WHAT TO DO: Your copy of the material below should match it exactly, except that it holds no pictures.
---------- SUPPLIED DATA ----------
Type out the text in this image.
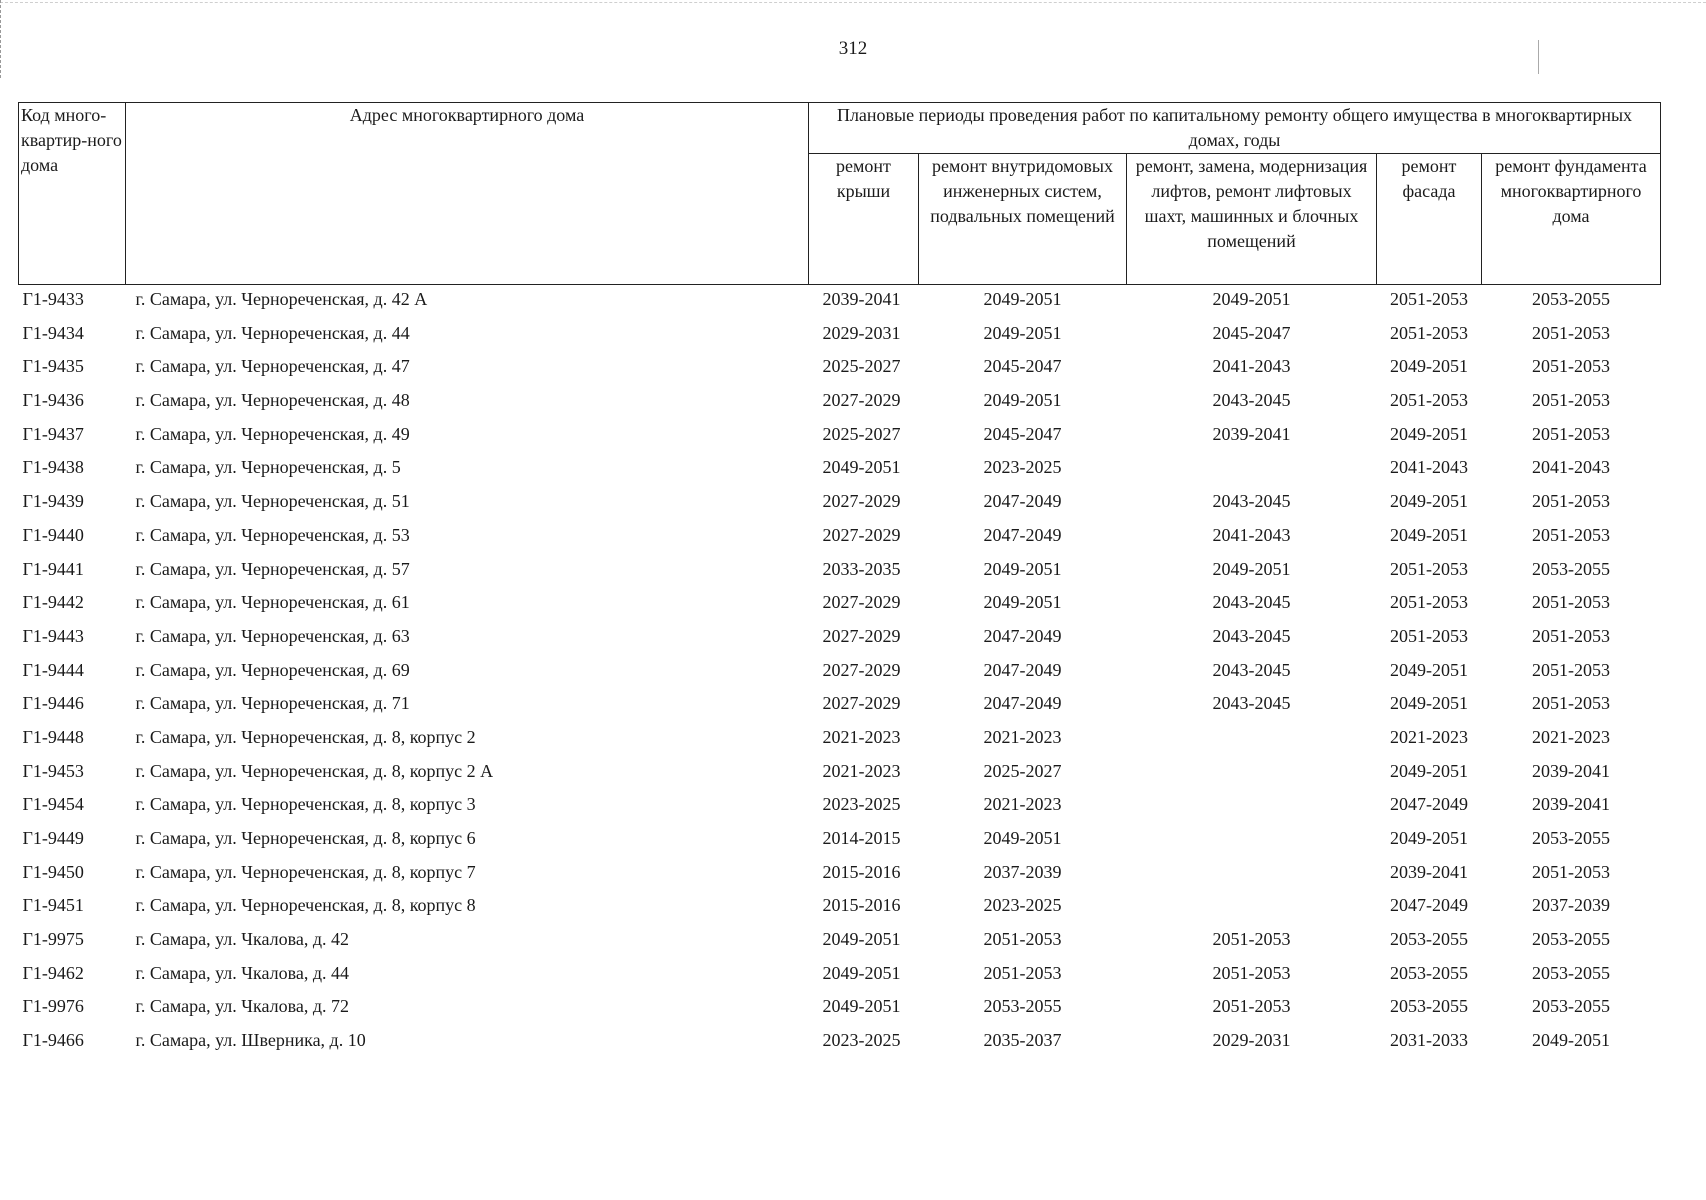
312
Код много-квартир-ного дома	Адрес многоквартирного дома	Плановые периоды проведения работ по капитальному ремонту общего имущества в многоквартирных домах, годы				
		ремонт крыши	ремонт внутридомовых инженерных систем, подвальных помещений	ремонт, замена, модернизация лифтов, ремонт лифтовых шахт, машинных и блочных помещений	ремонт фасада	ремонт фундамента многоквартирного дома
Г1-9433	г. Самара, ул. Чернореченская, д. 42 А	2039-2041	2049-2051	2049-2051	2051-2053	2053-2055
Г1-9434	г. Самара, ул. Чернореченская, д. 44	2029-2031	2049-2051	2045-2047	2051-2053	2051-2053
Г1-9435	г. Самара, ул. Чернореченская, д. 47	2025-2027	2045-2047	2041-2043	2049-2051	2051-2053
Г1-9436	г. Самара, ул. Чернореченская, д. 48	2027-2029	2049-2051	2043-2045	2051-2053	2051-2053
Г1-9437	г. Самара, ул. Чернореченская, д. 49	2025-2027	2045-2047	2039-2041	2049-2051	2051-2053
Г1-9438	г. Самара, ул. Чернореченская, д. 5	2049-2051	2023-2025		2041-2043	2041-2043
Г1-9439	г. Самара, ул. Чернореченская, д. 51	2027-2029	2047-2049	2043-2045	2049-2051	2051-2053
Г1-9440	г. Самара, ул. Чернореченская, д. 53	2027-2029	2047-2049	2041-2043	2049-2051	2051-2053
Г1-9441	г. Самара, ул. Чернореченская, д. 57	2033-2035	2049-2051	2049-2051	2051-2053	2053-2055
Г1-9442	г. Самара, ул. Чернореченская, д. 61	2027-2029	2049-2051	2043-2045	2051-2053	2051-2053
Г1-9443	г. Самара, ул. Чернореченская, д. 63	2027-2029	2047-2049	2043-2045	2051-2053	2051-2053
Г1-9444	г. Самара, ул. Чернореченская, д. 69	2027-2029	2047-2049	2043-2045	2049-2051	2051-2053
Г1-9446	г. Самара, ул. Чернореченская, д. 71	2027-2029	2047-2049	2043-2045	2049-2051	2051-2053
Г1-9448	г. Самара, ул. Чернореченская, д. 8, корпус 2	2021-2023	2021-2023		2021-2023	2021-2023
Г1-9453	г. Самара, ул. Чернореченская, д. 8, корпус 2 А	2021-2023	2025-2027		2049-2051	2039-2041
Г1-9454	г. Самара, ул. Чернореченская, д. 8, корпус 3	2023-2025	2021-2023		2047-2049	2039-2041
Г1-9449	г. Самара, ул. Чернореченская, д. 8, корпус 6	2014-2015	2049-2051		2049-2051	2053-2055
Г1-9450	г. Самара, ул. Чернореченская, д. 8, корпус 7	2015-2016	2037-2039		2039-2041	2051-2053
Г1-9451	г. Самара, ул. Чернореченская, д. 8, корпус 8	2015-2016	2023-2025		2047-2049	2037-2039
Г1-9975	г. Самара, ул. Чкалова, д. 42	2049-2051	2051-2053	2051-2053	2053-2055	2053-2055
Г1-9462	г. Самара, ул. Чкалова, д. 44	2049-2051	2051-2053	2051-2053	2053-2055	2053-2055
Г1-9976	г. Самара, ул. Чкалова, д. 72	2049-2051	2053-2055	2051-2053	2053-2055	2053-2055
Г1-9466	г. Самара, ул. Шверника, д. 10	2023-2025	2035-2037	2029-2031	2031-2033	2049-2051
----------
THE REPLY:
Type out the text in this image.
312
Код много-квартир-ного дома	Адрес многоквартирного дома	Плановые периоды проведения работ по капитальному ремонту общего имущества в многоквартирных домах, годы				
		ремонт крыши	ремонт внутридомовых инженерных систем, подвальных помещений	ремонт, замена, модернизация лифтов, ремонт лифтовых шахт, машинных и блочных помещений	ремонт фасада	ремонт фундамента многоквартирного дома
Г1-9433	г. Самара, ул. Чернореченская, д. 42 А	2039-2041	2049-2051	2049-2051	2051-2053	2053-2055
Г1-9434	г. Самара, ул. Чернореченская, д. 44	2029-2031	2049-2051	2045-2047	2051-2053	2051-2053
Г1-9435	г. Самара, ул. Чернореченская, д. 47	2025-2027	2045-2047	2041-2043	2049-2051	2051-2053
Г1-9436	г. Самара, ул. Чернореченская, д. 48	2027-2029	2049-2051	2043-2045	2051-2053	2051-2053
Г1-9437	г. Самара, ул. Чернореченская, д. 49	2025-2027	2045-2047	2039-2041	2049-2051	2051-2053
Г1-9438	г. Самара, ул. Чернореченская, д. 5	2049-2051	2023-2025		2041-2043	2041-2043
Г1-9439	г. Самара, ул. Чернореченская, д. 51	2027-2029	2047-2049	2043-2045	2049-2051	2051-2053
Г1-9440	г. Самара, ул. Чернореченская, д. 53	2027-2029	2047-2049	2041-2043	2049-2051	2051-2053
Г1-9441	г. Самара, ул. Чернореченская, д. 57	2033-2035	2049-2051	2049-2051	2051-2053	2053-2055
Г1-9442	г. Самара, ул. Чернореченская, д. 61	2027-2029	2049-2051	2043-2045	2051-2053	2051-2053
Г1-9443	г. Самара, ул. Чернореченская, д. 63	2027-2029	2047-2049	2043-2045	2051-2053	2051-2053
Г1-9444	г. Самара, ул. Чернореченская, д. 69	2027-2029	2047-2049	2043-2045	2049-2051	2051-2053
Г1-9446	г. Самара, ул. Чернореченская, д. 71	2027-2029	2047-2049	2043-2045	2049-2051	2051-2053
Г1-9448	г. Самара, ул. Чернореченская, д. 8, корпус 2	2021-2023	2021-2023		2021-2023	2021-2023
Г1-9453	г. Самара, ул. Чернореченская, д. 8, корпус 2 А	2021-2023	2025-2027		2049-2051	2039-2041
Г1-9454	г. Самара, ул. Чернореченская, д. 8, корпус 3	2023-2025	2021-2023		2047-2049	2039-2041
Г1-9449	г. Самара, ул. Чернореченская, д. 8, корпус 6	2014-2015	2049-2051		2049-2051	2053-2055
Г1-9450	г. Самара, ул. Чернореченская, д. 8, корпус 7	2015-2016	2037-2039		2039-2041	2051-2053
Г1-9451	г. Самара, ул. Чернореченская, д. 8, корпус 8	2015-2016	2023-2025		2047-2049	2037-2039
Г1-9975	г. Самара, ул. Чкалова, д. 42	2049-2051	2051-2053	2051-2053	2053-2055	2053-2055
Г1-9462	г. Самара, ул. Чкалова, д. 44	2049-2051	2051-2053	2051-2053	2053-2055	2053-2055
Г1-9976	г. Самара, ул. Чкалова, д. 72	2049-2051	2053-2055	2051-2053	2053-2055	2053-2055
Г1-9466	г. Самара, ул. Шверника, д. 10	2023-2025	2035-2037	2029-2031	2031-2033	2049-2051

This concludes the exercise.